# Exercise description:
Restate every line of the material, word for word.

┌────────

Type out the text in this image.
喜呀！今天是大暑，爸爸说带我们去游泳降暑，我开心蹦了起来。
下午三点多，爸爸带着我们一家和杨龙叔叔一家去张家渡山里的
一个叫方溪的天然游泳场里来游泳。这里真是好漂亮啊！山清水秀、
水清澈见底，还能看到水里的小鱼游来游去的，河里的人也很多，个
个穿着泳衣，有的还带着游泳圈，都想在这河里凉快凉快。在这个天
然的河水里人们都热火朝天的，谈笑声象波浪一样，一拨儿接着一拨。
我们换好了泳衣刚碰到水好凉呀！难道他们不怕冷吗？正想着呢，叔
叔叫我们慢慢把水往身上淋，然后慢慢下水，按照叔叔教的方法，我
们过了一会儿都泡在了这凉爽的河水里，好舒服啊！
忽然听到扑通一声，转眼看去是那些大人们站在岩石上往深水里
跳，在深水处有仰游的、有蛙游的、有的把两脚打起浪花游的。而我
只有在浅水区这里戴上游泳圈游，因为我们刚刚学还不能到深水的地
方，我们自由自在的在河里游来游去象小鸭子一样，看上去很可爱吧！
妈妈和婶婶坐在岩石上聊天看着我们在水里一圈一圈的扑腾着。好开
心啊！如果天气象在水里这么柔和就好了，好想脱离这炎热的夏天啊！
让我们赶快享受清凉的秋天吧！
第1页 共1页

└────────

# Correct response:
Type out the text in this image.
喜呀！今天是大暑，爸爸说带我们去游泳降暑，我开心蹦了起来。
下午三点多，爸爸带着我们一家和杨龙叔叔一家去张家渡山里的
一个叫方溪的天然游泳场里来游泳。这里真是好漂亮啊！山清水秀、
水清澈见底，还能看到水里的小鱼游来游去的，河里的人也很多，个
个穿着泳衣，有的还带着游泳圈，都想在这河里凉快凉快。在这个天
然的河水里人们都热火朝天的，谈笑声象波浪一样，一拨儿接着一拨。
我们换好了泳衣刚碰到水好凉呀！难道他们不怕冷吗？正想着呢，叔
叔叫我们慢慢把水往身上淋，然后慢慢下水，按照叔叔教的方法，我
们过了一会儿都泡在了这凉爽的河水里，好舒服啊！
忽然听到扑通一声，转眼看去是那些大人们站在岩石上往深水里
跳，在深水处有仰游的、有蛙游的、有的把两脚打起浪花游的。而我
只有在浅水区这里戴上游泳圈游，因为我们刚刚学还不能到深水的地
方，我们自由自在的在河里游来游去象小鸭子一样，看上去很可爱吧！
妈妈和婶婶坐在岩石上聊天看着我们在水里一圈一圈的扑腾着。好开
心啊！如果天气象在水里这么柔和就好了，好想脱离这炎热的夏天啊！
让我们赶快享受清凉的秋天吧！
第1页 共1页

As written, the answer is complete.